- [PROBLEM REQUIREMENTS] Retype each line of the material exactly, please, skipping any picture in it.

- [SUPPLIED ENTRIES]
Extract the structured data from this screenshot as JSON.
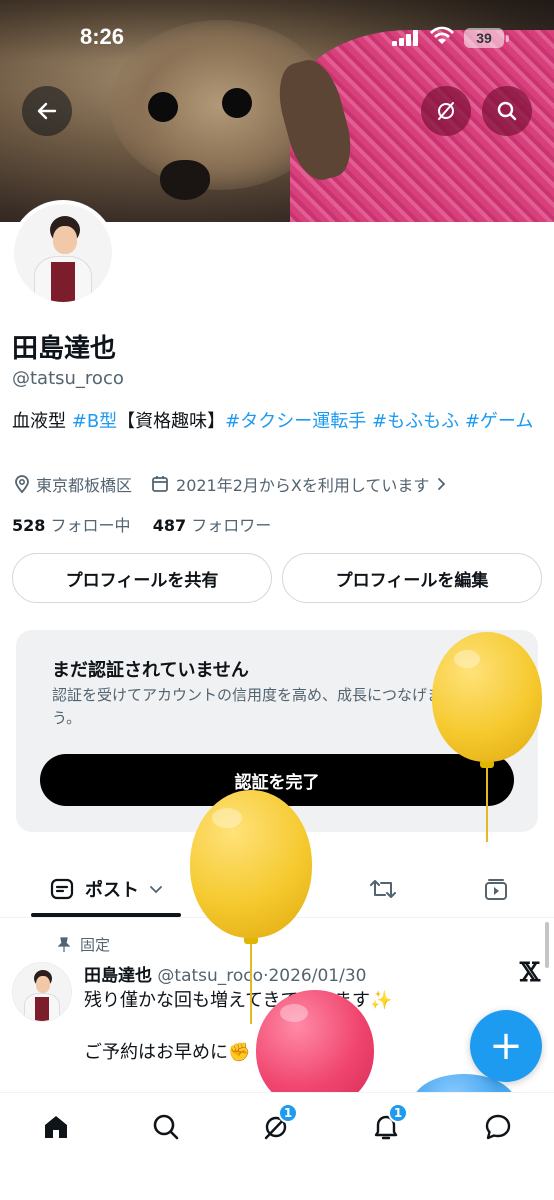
{
  "status_bar": {
    "time": "8:26",
    "battery": "39"
  },
  "profile": {
    "name": "田島達也",
    "handle": "@tatsu_roco",
    "bio_segments": [
      {
        "text": "血液型 ",
        "type": "text"
      },
      {
        "text": "#B型",
        "type": "tag"
      },
      {
        "text": "【資格趣味】",
        "type": "text"
      },
      {
        "text": "#タクシー運転手",
        "type": "tag"
      },
      {
        "text": " ",
        "type": "text"
      },
      {
        "text": "#もふもふ",
        "type": "tag"
      },
      {
        "text": " ",
        "type": "text"
      },
      {
        "text": "#ゲーム",
        "type": "tag"
      }
    ],
    "location": "東京都板橋区",
    "joined": "2021年2月からXを利用しています",
    "following_count": "528",
    "following_label": "フォロー中",
    "followers_count": "487",
    "followers_label": "フォロワー"
  },
  "buttons": {
    "share_profile": "プロフィールを共有",
    "edit_profile": "プロフィールを編集"
  },
  "verification": {
    "title": "まだ認証されていません",
    "description": "認証を受けてアカウントの信用度を高め、成長につなげましょう。",
    "cta": "認証を完了",
    "close": "×"
  },
  "tabs": [
    {
      "label": "ポスト",
      "icon": "post-icon",
      "active": true
    },
    {
      "label": "",
      "icon": "reply-icon",
      "active": false
    },
    {
      "label": "",
      "icon": "repost-icon",
      "active": false
    },
    {
      "label": "",
      "icon": "media-icon",
      "active": false
    }
  ],
  "pinned_post": {
    "pinned_label": "固定",
    "author_name": "田島達也",
    "author_handle": "@tatsu_roco",
    "separator": "·",
    "date": "2026/01/30",
    "line1": "残り僅かな回も増えてきております✨",
    "line2": "ご予約はお早めに✊"
  },
  "fab_label": "+",
  "bottom_nav": [
    {
      "icon": "home-icon",
      "badge": ""
    },
    {
      "icon": "search-icon",
      "badge": ""
    },
    {
      "icon": "grok-icon",
      "badge": "1"
    },
    {
      "icon": "bell-icon",
      "badge": "1"
    },
    {
      "icon": "messages-icon",
      "badge": ""
    }
  ],
  "colors": {
    "accent": "#1d9bf0",
    "text_primary": "#0f1419",
    "text_secondary": "#536471",
    "balloon_yellow": "#f5c92e",
    "balloon_pink": "#f0456e",
    "balloon_blue": "#4aa8f0"
  }
}
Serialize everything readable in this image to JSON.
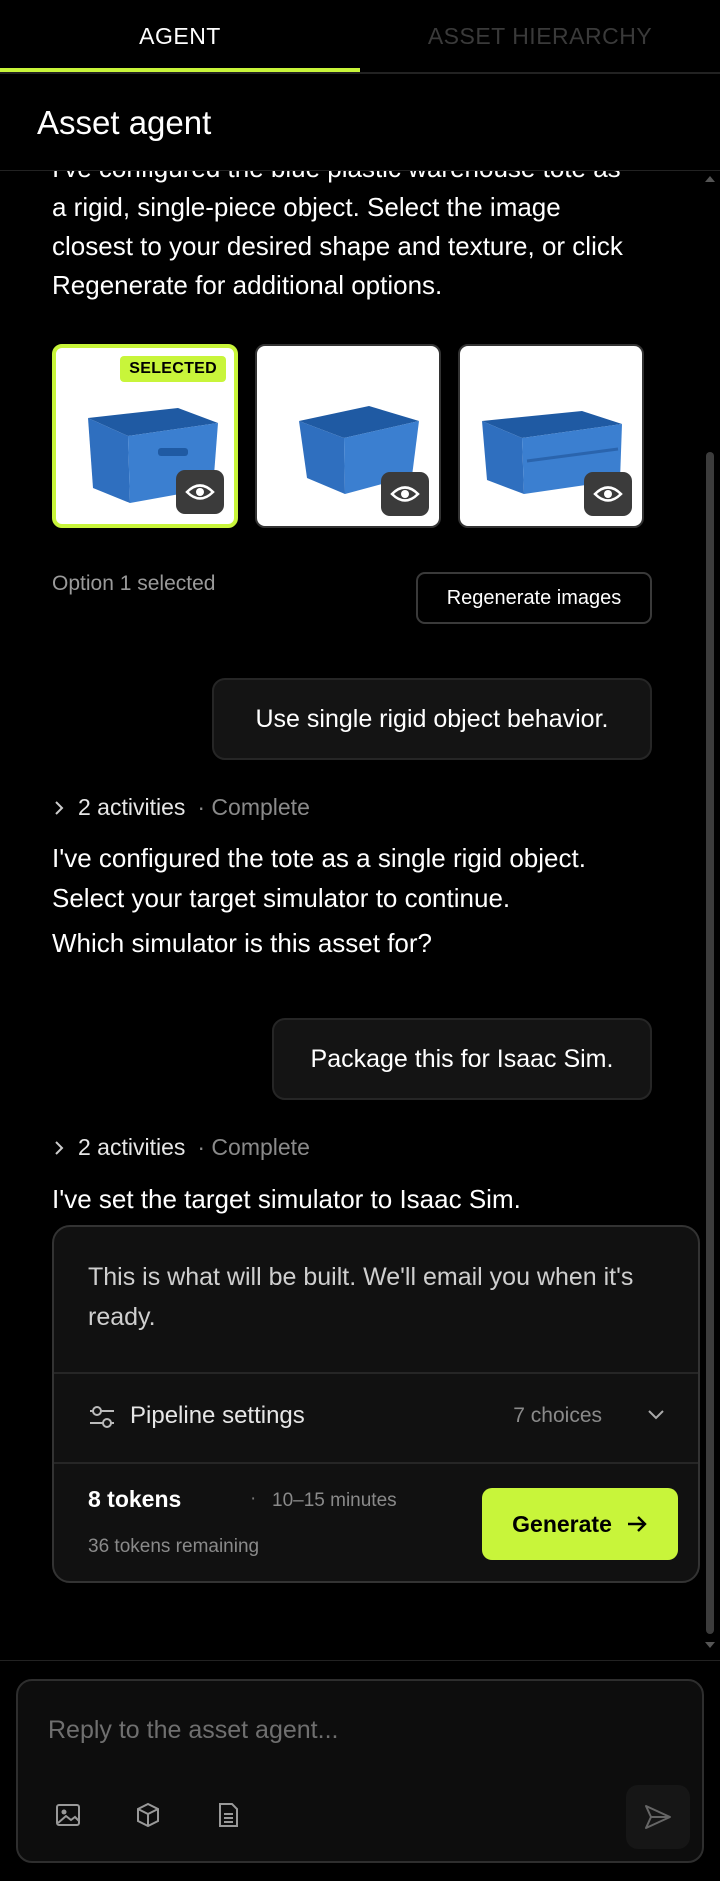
{
  "tabs": {
    "agent": "AGENT",
    "hierarchy": "ASSET HIERARCHY"
  },
  "header": {
    "title": "Asset agent"
  },
  "messages": {
    "agent1_cut": "I've configured the blue plastic warehouse tote as",
    "agent1_l2": "a rigid, single-piece object. Select the image",
    "agent1_l3": "closest to your desired shape and texture, or click",
    "agent1_l4": "Regenerate for additional options.",
    "selected_badge": "SELECTED",
    "option_status": "Option 1 selected",
    "regenerate_label": "Regenerate images",
    "user1": "Use single rigid object behavior.",
    "activities1_count": "2 activities",
    "activities1_status": "· Complete",
    "agent2_l1": "I've configured the tote as a single rigid object.",
    "agent2_l2": "Select your target simulator to continue.",
    "agent2_q": "Which simulator is this asset for?",
    "user2": "Package this for Isaac Sim.",
    "activities2_count": "2 activities",
    "activities2_status": "· Complete",
    "agent3": "I've set the target simulator to Isaac Sim."
  },
  "build_card": {
    "intro": "This is what will be built. We'll email you when it's ready.",
    "pipeline_label": "Pipeline settings",
    "choices": "7 choices",
    "tokens": "8 tokens",
    "separator": "·",
    "duration": "10–15 minutes",
    "remaining": "36 tokens remaining",
    "generate_label": "Generate"
  },
  "composer": {
    "placeholder": "Reply to the asset agent..."
  },
  "colors": {
    "accent": "#c8f53a",
    "tote_blue": "#2f6fbf"
  },
  "icons": [
    "chevron-right-icon",
    "eye-icon",
    "sliders-icon",
    "chevron-down-icon",
    "arrow-right-icon",
    "image-icon",
    "cube-icon",
    "document-icon",
    "send-icon"
  ]
}
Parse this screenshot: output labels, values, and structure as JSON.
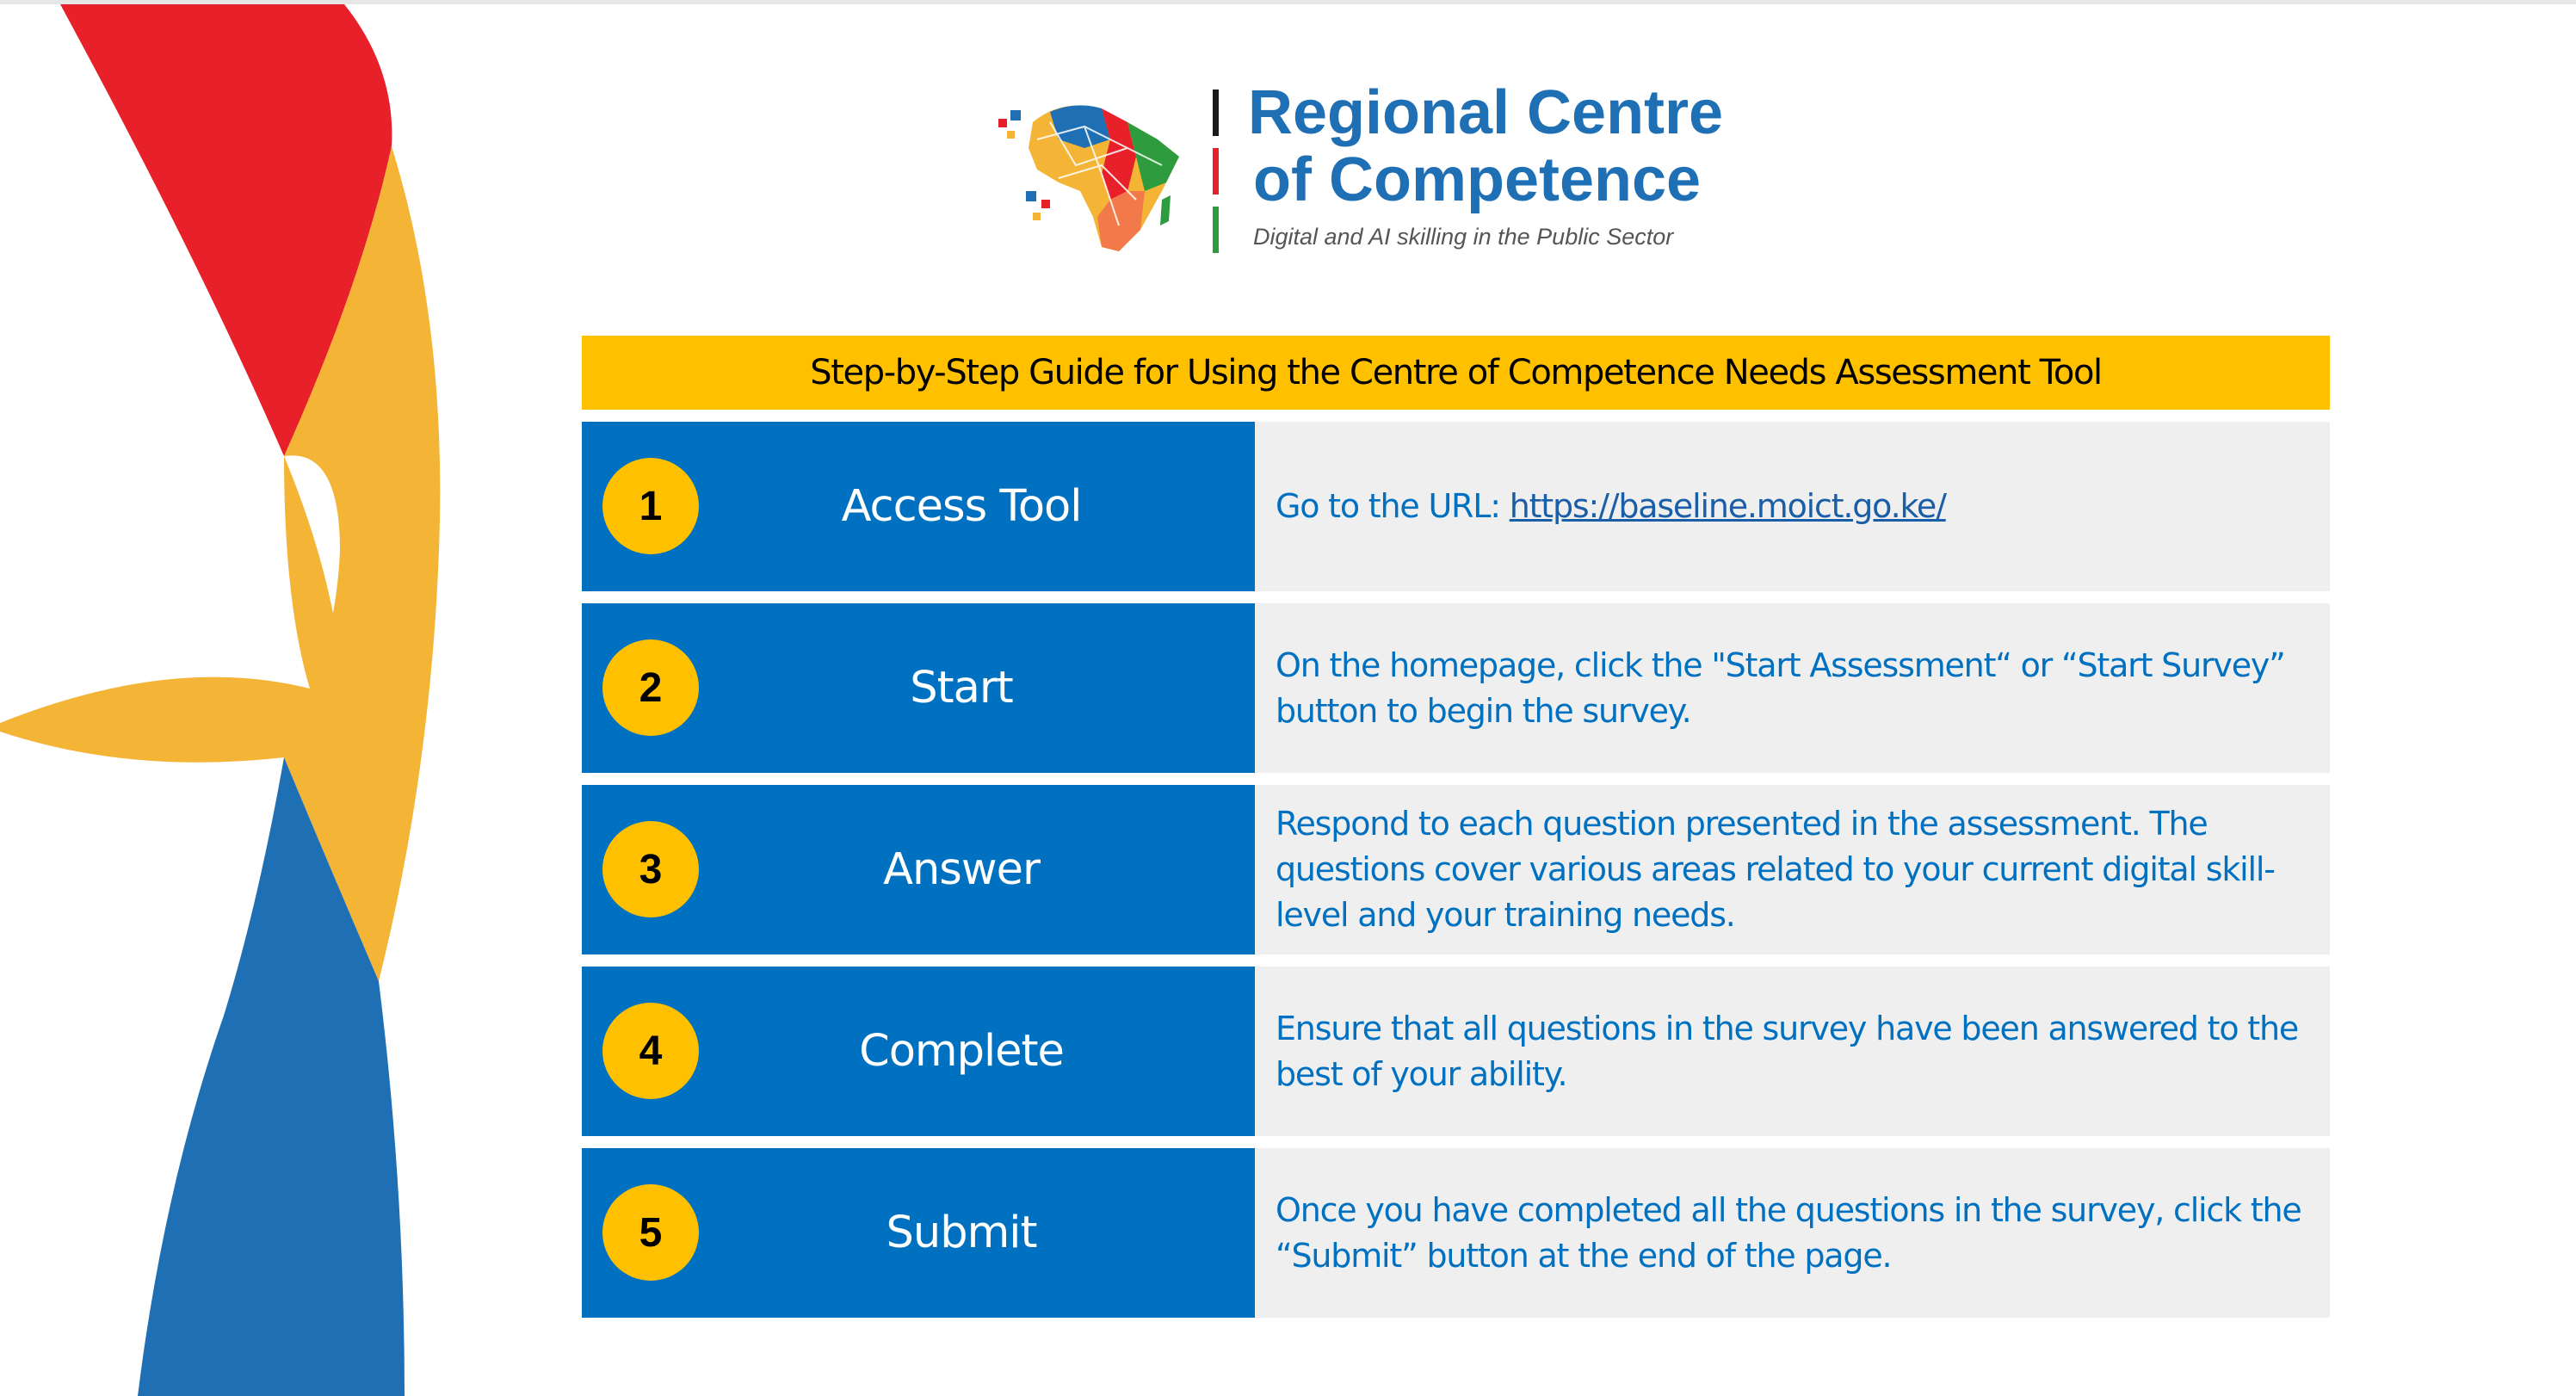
{
  "logo": {
    "title_line1": "Regional Centre",
    "title_line2": "of Competence",
    "tagline": "Digital and AI skilling in the Public Sector",
    "icon": "africa-map-logo-icon"
  },
  "guide": {
    "header": "Step-by-Step Guide for Using the Centre of Competence Needs Assessment Tool",
    "steps": [
      {
        "number": "1",
        "title": "Access Tool",
        "description_prefix": "Go to the URL: ",
        "link": "https://baseline.moict.go.ke/"
      },
      {
        "number": "2",
        "title": "Start",
        "description": "On the homepage, click the \"Start Assessment“ or “Start Survey” button to begin the survey."
      },
      {
        "number": "3",
        "title": "Answer",
        "description": "Respond to each question presented in the assessment. The questions cover various areas related to your current digital skill-level and your training needs."
      },
      {
        "number": "4",
        "title": "Complete",
        "description": "Ensure that all questions in the survey have been answered to the best of your ability."
      },
      {
        "number": "5",
        "title": "Submit",
        "description": "Once you have completed all the questions in the survey, click the “Submit” button at the end of the page."
      }
    ]
  },
  "colors": {
    "header_yellow": "#ffc000",
    "step_blue": "#0070c0",
    "description_bg": "#efefef",
    "deco_red": "#e8202a",
    "deco_orange": "#f4b436",
    "deco_blue": "#1f6fb5"
  }
}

- [EXPECTED OUTPUT]
Extract the structured data from this screenshot as JSON.
{
  "status_bar": {
    "time": "8:26",
    "battery": "39"
  },
  "profile": {
    "name": "田島達也",
    "handle": "@tatsu_roco",
    "bio_segments": [
      {
        "text": "血液型 ",
        "type": "text"
      },
      {
        "text": "#B型",
        "type": "tag"
      },
      {
        "text": "【資格趣味】",
        "type": "text"
      },
      {
        "text": "#タクシー運転手",
        "type": "tag"
      },
      {
        "text": " ",
        "type": "text"
      },
      {
        "text": "#もふもふ",
        "type": "tag"
      },
      {
        "text": " ",
        "type": "text"
      },
      {
        "text": "#ゲーム",
        "type": "tag"
      }
    ],
    "location": "東京都板橋区",
    "joined": "2021年2月からXを利用しています",
    "following_count": "528",
    "following_label": "フォロー中",
    "followers_count": "487",
    "followers_label": "フォロワー"
  },
  "buttons": {
    "share_profile": "プロフィールを共有",
    "edit_profile": "プロフィールを編集"
  },
  "verification": {
    "title": "まだ認証されていません",
    "description": "認証を受けてアカウントの信用度を高め、成長につなげましょう。",
    "cta": "認証を完了",
    "close": "×"
  },
  "tabs": [
    {
      "label": "ポスト",
      "icon": "post-icon",
      "active": true
    },
    {
      "label": "",
      "icon": "reply-icon",
      "active": false
    },
    {
      "label": "",
      "icon": "repost-icon",
      "active": false
    },
    {
      "label": "",
      "icon": "media-icon",
      "active": false
    }
  ],
  "pinned_post": {
    "pinned_label": "固定",
    "author_name": "田島達也",
    "author_handle": "@tatsu_roco",
    "separator": "·",
    "date": "2026/01/30",
    "line1": "残り僅かな回も増えてきております✨",
    "line2": "ご予約はお早めに✊"
  },
  "fab_label": "+",
  "bottom_nav": [
    {
      "icon": "home-icon",
      "badge": ""
    },
    {
      "icon": "search-icon",
      "badge": ""
    },
    {
      "icon": "grok-icon",
      "badge": "1"
    },
    {
      "icon": "bell-icon",
      "badge": "1"
    },
    {
      "icon": "messages-icon",
      "badge": ""
    }
  ],
  "colors": {
    "accent": "#1d9bf0",
    "text_primary": "#0f1419",
    "text_secondary": "#536471",
    "balloon_yellow": "#f5c92e",
    "balloon_pink": "#f0456e",
    "balloon_blue": "#4aa8f0"
  }
}
Serialize everything readable in this image to JSON.
{
  "tabs": {
    "agent": "AGENT",
    "hierarchy": "ASSET HIERARCHY"
  },
  "header": {
    "title": "Asset agent"
  },
  "messages": {
    "agent1_cut": "I've configured the blue plastic warehouse tote as",
    "agent1_l2": "a rigid, single-piece object. Select the image",
    "agent1_l3": "closest to your desired shape and texture, or click",
    "agent1_l4": "Regenerate for additional options.",
    "selected_badge": "SELECTED",
    "option_status": "Option 1 selected",
    "regenerate_label": "Regenerate images",
    "user1": "Use single rigid object behavior.",
    "activities1_count": "2 activities",
    "activities1_status": "· Complete",
    "agent2_l1": "I've configured the tote as a single rigid object.",
    "agent2_l2": "Select your target simulator to continue.",
    "agent2_q": "Which simulator is this asset for?",
    "user2": "Package this for Isaac Sim.",
    "activities2_count": "2 activities",
    "activities2_status": "· Complete",
    "agent3": "I've set the target simulator to Isaac Sim."
  },
  "build_card": {
    "intro": "This is what will be built. We'll email you when it's ready.",
    "pipeline_label": "Pipeline settings",
    "choices": "7 choices",
    "tokens": "8 tokens",
    "separator": "·",
    "duration": "10–15 minutes",
    "remaining": "36 tokens remaining",
    "generate_label": "Generate"
  },
  "composer": {
    "placeholder": "Reply to the asset agent..."
  },
  "colors": {
    "accent": "#c8f53a",
    "tote_blue": "#2f6fbf"
  },
  "icons": [
    "chevron-right-icon",
    "eye-icon",
    "sliders-icon",
    "chevron-down-icon",
    "arrow-right-icon",
    "image-icon",
    "cube-icon",
    "document-icon",
    "send-icon"
  ]
}
Parse this screenshot: output labels, values, and structure as JSON.
{
  "logo": {
    "title_line1": "Regional Centre",
    "title_line2": "of Competence",
    "tagline": "Digital and AI skilling in the Public Sector",
    "icon": "africa-map-logo-icon"
  },
  "guide": {
    "header": "Step-by-Step Guide for Using the Centre of Competence Needs Assessment Tool",
    "steps": [
      {
        "number": "1",
        "title": "Access Tool",
        "description_prefix": "Go to the URL: ",
        "link": "https://baseline.moict.go.ke/"
      },
      {
        "number": "2",
        "title": "Start",
        "description": "On the homepage, click the \"Start Assessment“ or “Start Survey” button to begin the survey."
      },
      {
        "number": "3",
        "title": "Answer",
        "description": "Respond to each question presented in the assessment. The questions cover various areas related to your current digital skill-level and your training needs."
      },
      {
        "number": "4",
        "title": "Complete",
        "description": "Ensure that all questions in the survey have been answered to the best of your ability."
      },
      {
        "number": "5",
        "title": "Submit",
        "description": "Once you have completed all the questions in the survey, click the “Submit” button at the end of the page."
      }
    ]
  },
  "colors": {
    "header_yellow": "#ffc000",
    "step_blue": "#0070c0",
    "description_bg": "#efefef",
    "deco_red": "#e8202a",
    "deco_orange": "#f4b436",
    "deco_blue": "#1f6fb5"
  }
}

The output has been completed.